> _EXERCISE DETAILS_: Give only a count of the lines that include the string "this".
** BEGIN RECORD LIST **
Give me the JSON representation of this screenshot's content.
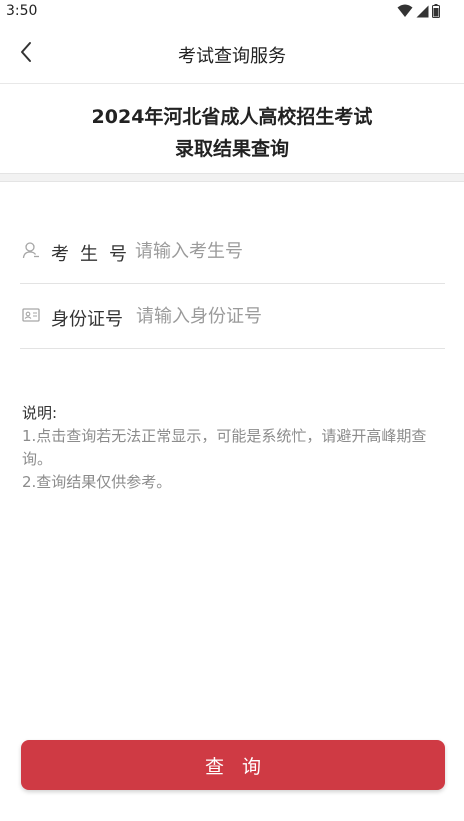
{
  "status_bar": {
    "time": "3:50"
  },
  "nav": {
    "title": "考试查询服务"
  },
  "header": {
    "title_line1": "2024年河北省成人高校招生考试",
    "title_line2": "录取结果查询"
  },
  "form": {
    "exam_number": {
      "label": "考生号",
      "placeholder": "请输入考生号",
      "value": ""
    },
    "id_number": {
      "label": "身份证号",
      "placeholder": "请输入身份证号",
      "value": ""
    }
  },
  "notes": {
    "title": "说明:",
    "items": [
      "1.点击查询若无法正常显示，可能是系统忙，请避开高峰期查询。",
      "2.查询结果仅供参考。"
    ]
  },
  "actions": {
    "query_label": "查询"
  },
  "colors": {
    "accent": "#cf3a44"
  },
  "icons": [
    "back-arrow-icon",
    "wifi-icon",
    "signal-icon",
    "battery-icon",
    "user-icon",
    "id-card-icon"
  ]
}
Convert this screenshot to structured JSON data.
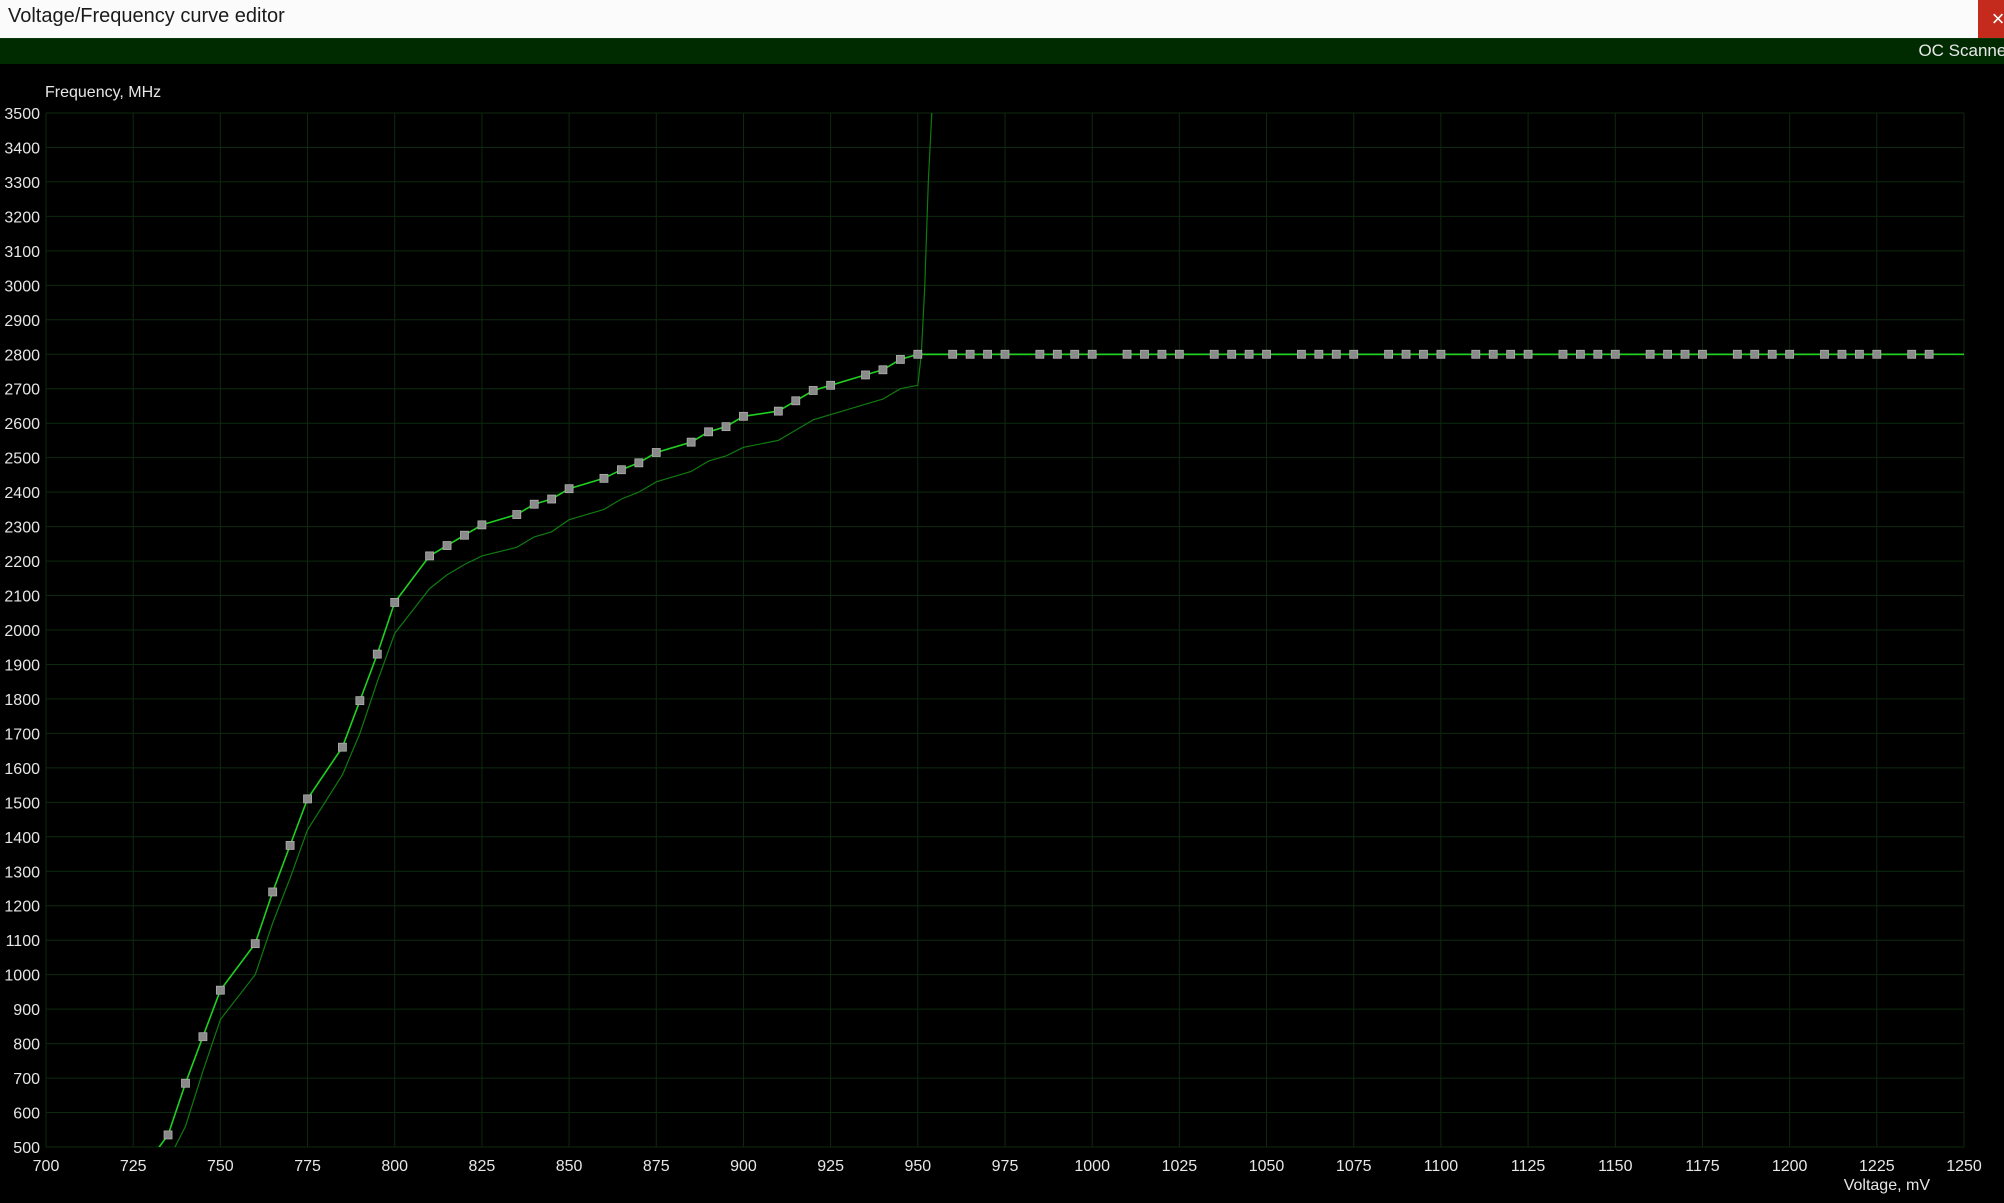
{
  "window": {
    "title": "Voltage/Frequency curve editor",
    "close_glyph": "×"
  },
  "toolbar": {
    "oc_scanner_label": "OC Scanner"
  },
  "colors": {
    "background": "#000000",
    "grid": "#0e2a0e",
    "curve": "#1fd01f",
    "default_curve": "#0f7a0f",
    "point_fill": "#8a8a8a",
    "point_stroke": "#b0b0b0",
    "status_strip": "#002b00",
    "close_button": "#c42b1c"
  },
  "chart_data": {
    "type": "line",
    "ylabel": "Frequency, MHz",
    "xlabel": "Voltage, mV",
    "xlim": [
      700,
      1250
    ],
    "ylim": [
      500,
      3500
    ],
    "grid": true,
    "xticks": [
      700,
      725,
      750,
      775,
      800,
      825,
      850,
      875,
      900,
      925,
      950,
      975,
      1000,
      1025,
      1050,
      1075,
      1100,
      1125,
      1150,
      1175,
      1200,
      1225,
      1250
    ],
    "yticks": [
      500,
      600,
      700,
      800,
      900,
      1000,
      1100,
      1200,
      1300,
      1400,
      1500,
      1600,
      1700,
      1800,
      1900,
      2000,
      2100,
      2200,
      2300,
      2400,
      2500,
      2600,
      2700,
      2800,
      2900,
      3000,
      3100,
      3200,
      3300,
      3400,
      3500
    ],
    "series": [
      {
        "role": "edited-curve",
        "points": [
          [
            731,
            480
          ],
          [
            735,
            535
          ],
          [
            740,
            685
          ],
          [
            745,
            820
          ],
          [
            750,
            955
          ],
          [
            760,
            1090
          ],
          [
            765,
            1240
          ],
          [
            770,
            1375
          ],
          [
            775,
            1510
          ],
          [
            785,
            1660
          ],
          [
            790,
            1795
          ],
          [
            795,
            1930
          ],
          [
            800,
            2080
          ],
          [
            810,
            2215
          ],
          [
            815,
            2245
          ],
          [
            820,
            2275
          ],
          [
            825,
            2305
          ],
          [
            835,
            2335
          ],
          [
            840,
            2365
          ],
          [
            845,
            2380
          ],
          [
            850,
            2410
          ],
          [
            860,
            2440
          ],
          [
            865,
            2465
          ],
          [
            870,
            2485
          ],
          [
            875,
            2515
          ],
          [
            885,
            2545
          ],
          [
            890,
            2575
          ],
          [
            895,
            2590
          ],
          [
            900,
            2620
          ],
          [
            910,
            2635
          ],
          [
            915,
            2665
          ],
          [
            920,
            2695
          ],
          [
            925,
            2710
          ],
          [
            935,
            2740
          ],
          [
            940,
            2755
          ],
          [
            945,
            2785
          ],
          [
            950,
            2800
          ],
          [
            960,
            2800
          ],
          [
            965,
            2800
          ],
          [
            970,
            2800
          ],
          [
            975,
            2800
          ],
          [
            985,
            2800
          ],
          [
            990,
            2800
          ],
          [
            995,
            2800
          ],
          [
            1000,
            2800
          ],
          [
            1010,
            2800
          ],
          [
            1015,
            2800
          ],
          [
            1020,
            2800
          ],
          [
            1025,
            2800
          ],
          [
            1035,
            2800
          ],
          [
            1040,
            2800
          ],
          [
            1045,
            2800
          ],
          [
            1050,
            2800
          ],
          [
            1060,
            2800
          ],
          [
            1065,
            2800
          ],
          [
            1070,
            2800
          ],
          [
            1075,
            2800
          ],
          [
            1085,
            2800
          ],
          [
            1090,
            2800
          ],
          [
            1095,
            2800
          ],
          [
            1100,
            2800
          ],
          [
            1110,
            2800
          ],
          [
            1115,
            2800
          ],
          [
            1120,
            2800
          ],
          [
            1125,
            2800
          ],
          [
            1135,
            2800
          ],
          [
            1140,
            2800
          ],
          [
            1145,
            2800
          ],
          [
            1150,
            2800
          ],
          [
            1160,
            2800
          ],
          [
            1165,
            2800
          ],
          [
            1170,
            2800
          ],
          [
            1175,
            2800
          ],
          [
            1185,
            2800
          ],
          [
            1190,
            2800
          ],
          [
            1195,
            2800
          ],
          [
            1200,
            2800
          ],
          [
            1210,
            2800
          ],
          [
            1215,
            2800
          ],
          [
            1220,
            2800
          ],
          [
            1225,
            2800
          ],
          [
            1235,
            2800
          ],
          [
            1240,
            2800
          ]
        ]
      },
      {
        "role": "default-curve",
        "points": [
          [
            736,
            480
          ],
          [
            740,
            560
          ],
          [
            745,
            720
          ],
          [
            750,
            870
          ],
          [
            760,
            1000
          ],
          [
            765,
            1150
          ],
          [
            770,
            1280
          ],
          [
            775,
            1420
          ],
          [
            785,
            1580
          ],
          [
            790,
            1700
          ],
          [
            795,
            1850
          ],
          [
            800,
            1990
          ],
          [
            810,
            2120
          ],
          [
            815,
            2160
          ],
          [
            820,
            2190
          ],
          [
            825,
            2215
          ],
          [
            835,
            2240
          ],
          [
            840,
            2270
          ],
          [
            845,
            2285
          ],
          [
            850,
            2320
          ],
          [
            860,
            2350
          ],
          [
            865,
            2380
          ],
          [
            870,
            2400
          ],
          [
            875,
            2430
          ],
          [
            885,
            2460
          ],
          [
            890,
            2490
          ],
          [
            895,
            2505
          ],
          [
            900,
            2530
          ],
          [
            910,
            2550
          ],
          [
            915,
            2580
          ],
          [
            920,
            2610
          ],
          [
            925,
            2625
          ],
          [
            935,
            2655
          ],
          [
            940,
            2670
          ],
          [
            945,
            2700
          ],
          [
            950,
            2710
          ],
          [
            951,
            2800
          ],
          [
            952,
            3000
          ],
          [
            953,
            3300
          ],
          [
            954,
            3500
          ]
        ]
      },
      {
        "role": "flat-line",
        "points": [
          [
            950,
            2800
          ],
          [
            1250,
            2800
          ]
        ]
      }
    ]
  }
}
** END RECORD LIST **
> _ANSWER_: 2